Problem statement: Output every line below exactly.
#### Data for this task
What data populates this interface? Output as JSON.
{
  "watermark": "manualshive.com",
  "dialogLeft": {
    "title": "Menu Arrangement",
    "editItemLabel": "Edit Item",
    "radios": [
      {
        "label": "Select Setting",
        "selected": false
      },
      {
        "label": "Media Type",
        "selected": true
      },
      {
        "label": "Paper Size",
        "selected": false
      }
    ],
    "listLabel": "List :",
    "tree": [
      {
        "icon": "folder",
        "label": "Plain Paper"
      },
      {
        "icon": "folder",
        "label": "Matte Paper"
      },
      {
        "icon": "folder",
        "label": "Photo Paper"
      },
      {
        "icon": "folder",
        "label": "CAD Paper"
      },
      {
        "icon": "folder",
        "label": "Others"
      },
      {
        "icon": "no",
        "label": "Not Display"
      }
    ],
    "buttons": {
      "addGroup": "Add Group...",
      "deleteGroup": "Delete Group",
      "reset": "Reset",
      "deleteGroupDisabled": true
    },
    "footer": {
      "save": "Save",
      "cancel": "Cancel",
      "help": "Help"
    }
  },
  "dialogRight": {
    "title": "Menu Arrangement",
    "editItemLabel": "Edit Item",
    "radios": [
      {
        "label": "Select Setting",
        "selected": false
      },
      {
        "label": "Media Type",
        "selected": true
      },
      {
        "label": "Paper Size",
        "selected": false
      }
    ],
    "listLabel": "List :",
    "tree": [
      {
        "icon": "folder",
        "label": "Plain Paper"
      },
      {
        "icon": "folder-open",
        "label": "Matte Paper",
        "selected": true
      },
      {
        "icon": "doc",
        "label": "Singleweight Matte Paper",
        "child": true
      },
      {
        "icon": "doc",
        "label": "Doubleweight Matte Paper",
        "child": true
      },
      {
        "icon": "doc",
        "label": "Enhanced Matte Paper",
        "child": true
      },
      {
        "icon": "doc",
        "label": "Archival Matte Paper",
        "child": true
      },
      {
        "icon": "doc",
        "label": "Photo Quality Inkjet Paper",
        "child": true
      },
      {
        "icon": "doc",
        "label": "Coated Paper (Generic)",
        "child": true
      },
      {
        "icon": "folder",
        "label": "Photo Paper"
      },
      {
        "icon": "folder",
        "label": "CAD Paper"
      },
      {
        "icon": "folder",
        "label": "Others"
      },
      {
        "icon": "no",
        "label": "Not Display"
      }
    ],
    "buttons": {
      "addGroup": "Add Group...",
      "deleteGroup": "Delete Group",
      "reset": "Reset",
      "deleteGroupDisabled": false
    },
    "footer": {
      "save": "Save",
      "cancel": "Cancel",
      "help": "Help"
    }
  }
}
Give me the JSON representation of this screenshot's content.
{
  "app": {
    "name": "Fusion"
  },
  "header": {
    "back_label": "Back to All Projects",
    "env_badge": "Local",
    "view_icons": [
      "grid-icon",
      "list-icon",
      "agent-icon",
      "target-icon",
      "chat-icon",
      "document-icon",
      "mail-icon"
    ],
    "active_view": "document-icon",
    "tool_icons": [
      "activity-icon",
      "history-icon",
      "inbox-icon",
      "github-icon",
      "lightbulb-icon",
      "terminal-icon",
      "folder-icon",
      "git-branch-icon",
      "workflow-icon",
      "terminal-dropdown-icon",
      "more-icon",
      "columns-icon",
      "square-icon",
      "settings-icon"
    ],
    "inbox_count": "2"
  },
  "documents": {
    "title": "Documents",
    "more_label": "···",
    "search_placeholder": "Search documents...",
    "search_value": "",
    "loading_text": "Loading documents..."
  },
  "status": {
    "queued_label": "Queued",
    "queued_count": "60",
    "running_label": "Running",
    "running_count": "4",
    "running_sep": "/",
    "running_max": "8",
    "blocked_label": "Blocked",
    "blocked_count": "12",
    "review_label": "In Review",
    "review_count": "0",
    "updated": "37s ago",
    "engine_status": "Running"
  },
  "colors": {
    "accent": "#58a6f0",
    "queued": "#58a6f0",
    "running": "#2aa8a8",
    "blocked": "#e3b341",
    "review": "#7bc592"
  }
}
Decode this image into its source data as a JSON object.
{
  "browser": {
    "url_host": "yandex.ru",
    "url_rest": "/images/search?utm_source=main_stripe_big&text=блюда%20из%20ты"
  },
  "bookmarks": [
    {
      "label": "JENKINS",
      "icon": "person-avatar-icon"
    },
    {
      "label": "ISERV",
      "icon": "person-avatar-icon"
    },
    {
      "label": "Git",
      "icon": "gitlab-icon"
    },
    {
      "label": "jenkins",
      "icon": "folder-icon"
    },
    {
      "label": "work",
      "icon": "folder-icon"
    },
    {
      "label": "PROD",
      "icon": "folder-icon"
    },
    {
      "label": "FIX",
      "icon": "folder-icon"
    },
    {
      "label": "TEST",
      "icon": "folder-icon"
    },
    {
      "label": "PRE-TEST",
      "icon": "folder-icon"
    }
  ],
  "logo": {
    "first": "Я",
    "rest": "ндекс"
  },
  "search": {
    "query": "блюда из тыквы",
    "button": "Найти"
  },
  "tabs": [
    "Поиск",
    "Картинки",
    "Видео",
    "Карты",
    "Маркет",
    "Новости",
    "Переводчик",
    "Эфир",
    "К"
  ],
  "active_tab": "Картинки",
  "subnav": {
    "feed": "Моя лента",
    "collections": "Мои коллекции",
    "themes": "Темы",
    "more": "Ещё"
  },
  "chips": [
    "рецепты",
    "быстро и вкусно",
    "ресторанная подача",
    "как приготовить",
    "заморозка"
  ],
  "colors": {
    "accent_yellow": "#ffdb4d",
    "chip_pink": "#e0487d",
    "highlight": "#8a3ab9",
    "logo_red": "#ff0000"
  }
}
########
Output of the task:
What data populates this interface? Output as JSON.
{
  "watermark": "manualshive.com",
  "dialogLeft": {
    "title": "Menu Arrangement",
    "editItemLabel": "Edit Item",
    "radios": [
      {
        "label": "Select Setting",
        "selected": false
      },
      {
        "label": "Media Type",
        "selected": true
      },
      {
        "label": "Paper Size",
        "selected": false
      }
    ],
    "listLabel": "List :",
    "tree": [
      {
        "icon": "folder",
        "label": "Plain Paper"
      },
      {
        "icon": "folder",
        "label": "Matte Paper"
      },
      {
        "icon": "folder",
        "label": "Photo Paper"
      },
      {
        "icon": "folder",
        "label": "CAD Paper"
      },
      {
        "icon": "folder",
        "label": "Others"
      },
      {
        "icon": "no",
        "label": "Not Display"
      }
    ],
    "buttons": {
      "addGroup": "Add Group...",
      "deleteGroup": "Delete Group",
      "reset": "Reset",
      "deleteGroupDisabled": true
    },
    "footer": {
      "save": "Save",
      "cancel": "Cancel",
      "help": "Help"
    }
  },
  "dialogRight": {
    "title": "Menu Arrangement",
    "editItemLabel": "Edit Item",
    "radios": [
      {
        "label": "Select Setting",
        "selected": false
      },
      {
        "label": "Media Type",
        "selected": true
      },
      {
        "label": "Paper Size",
        "selected": false
      }
    ],
    "listLabel": "List :",
    "tree": [
      {
        "icon": "folder",
        "label": "Plain Paper"
      },
      {
        "icon": "folder-open",
        "label": "Matte Paper",
        "selected": true
      },
      {
        "icon": "doc",
        "label": "Singleweight Matte Paper",
        "child": true
      },
      {
        "icon": "doc",
        "label": "Doubleweight Matte Paper",
        "child": true
      },
      {
        "icon": "doc",
        "label": "Enhanced Matte Paper",
        "child": true
      },
      {
        "icon": "doc",
        "label": "Archival Matte Paper",
        "child": true
      },
      {
        "icon": "doc",
        "label": "Photo Quality Inkjet Paper",
        "child": true
      },
      {
        "icon": "doc",
        "label": "Coated Paper (Generic)",
        "child": true
      },
      {
        "icon": "folder",
        "label": "Photo Paper"
      },
      {
        "icon": "folder",
        "label": "CAD Paper"
      },
      {
        "icon": "folder",
        "label": "Others"
      },
      {
        "icon": "no",
        "label": "Not Display"
      }
    ],
    "buttons": {
      "addGroup": "Add Group...",
      "deleteGroup": "Delete Group",
      "reset": "Reset",
      "deleteGroupDisabled": false
    },
    "footer": {
      "save": "Save",
      "cancel": "Cancel",
      "help": "Help"
    }
  }
}
Give me the JSON representation of this screenshot's content.
{
  "app": {
    "name": "Fusion"
  },
  "header": {
    "back_label": "Back to All Projects",
    "env_badge": "Local",
    "view_icons": [
      "grid-icon",
      "list-icon",
      "agent-icon",
      "target-icon",
      "chat-icon",
      "document-icon",
      "mail-icon"
    ],
    "active_view": "document-icon",
    "tool_icons": [
      "activity-icon",
      "history-icon",
      "inbox-icon",
      "github-icon",
      "lightbulb-icon",
      "terminal-icon",
      "folder-icon",
      "git-branch-icon",
      "workflow-icon",
      "terminal-dropdown-icon",
      "more-icon",
      "columns-icon",
      "square-icon",
      "settings-icon"
    ],
    "inbox_count": "2"
  },
  "documents": {
    "title": "Documents",
    "more_label": "···",
    "search_placeholder": "Search documents...",
    "search_value": "",
    "loading_text": "Loading documents..."
  },
  "status": {
    "queued_label": "Queued",
    "queued_count": "60",
    "running_label": "Running",
    "running_count": "4",
    "running_sep": "/",
    "running_max": "8",
    "blocked_label": "Blocked",
    "blocked_count": "12",
    "review_label": "In Review",
    "review_count": "0",
    "updated": "37s ago",
    "engine_status": "Running"
  },
  "colors": {
    "accent": "#58a6f0",
    "queued": "#58a6f0",
    "running": "#2aa8a8",
    "blocked": "#e3b341",
    "review": "#7bc592"
  }
}
Decode this image into its source data as a JSON object.
{
  "browser": {
    "url_host": "yandex.ru",
    "url_rest": "/images/search?utm_source=main_stripe_big&text=блюда%20из%20ты"
  },
  "bookmarks": [
    {
      "label": "JENKINS",
      "icon": "person-avatar-icon"
    },
    {
      "label": "ISERV",
      "icon": "person-avatar-icon"
    },
    {
      "label": "Git",
      "icon": "gitlab-icon"
    },
    {
      "label": "jenkins",
      "icon": "folder-icon"
    },
    {
      "label": "work",
      "icon": "folder-icon"
    },
    {
      "label": "PROD",
      "icon": "folder-icon"
    },
    {
      "label": "FIX",
      "icon": "folder-icon"
    },
    {
      "label": "TEST",
      "icon": "folder-icon"
    },
    {
      "label": "PRE-TEST",
      "icon": "folder-icon"
    }
  ],
  "logo": {
    "first": "Я",
    "rest": "ндекс"
  },
  "search": {
    "query": "блюда из тыквы",
    "button": "Найти"
  },
  "tabs": [
    "Поиск",
    "Картинки",
    "Видео",
    "Карты",
    "Маркет",
    "Новости",
    "Переводчик",
    "Эфир",
    "К"
  ],
  "active_tab": "Картинки",
  "subnav": {
    "feed": "Моя лента",
    "collections": "Мои коллекции",
    "themes": "Темы",
    "more": "Ещё"
  },
  "chips": [
    "рецепты",
    "быстро и вкусно",
    "ресторанная подача",
    "как приготовить",
    "заморозка"
  ],
  "colors": {
    "accent_yellow": "#ffdb4d",
    "chip_pink": "#e0487d",
    "highlight": "#8a3ab9",
    "logo_red": "#ff0000"
  }
}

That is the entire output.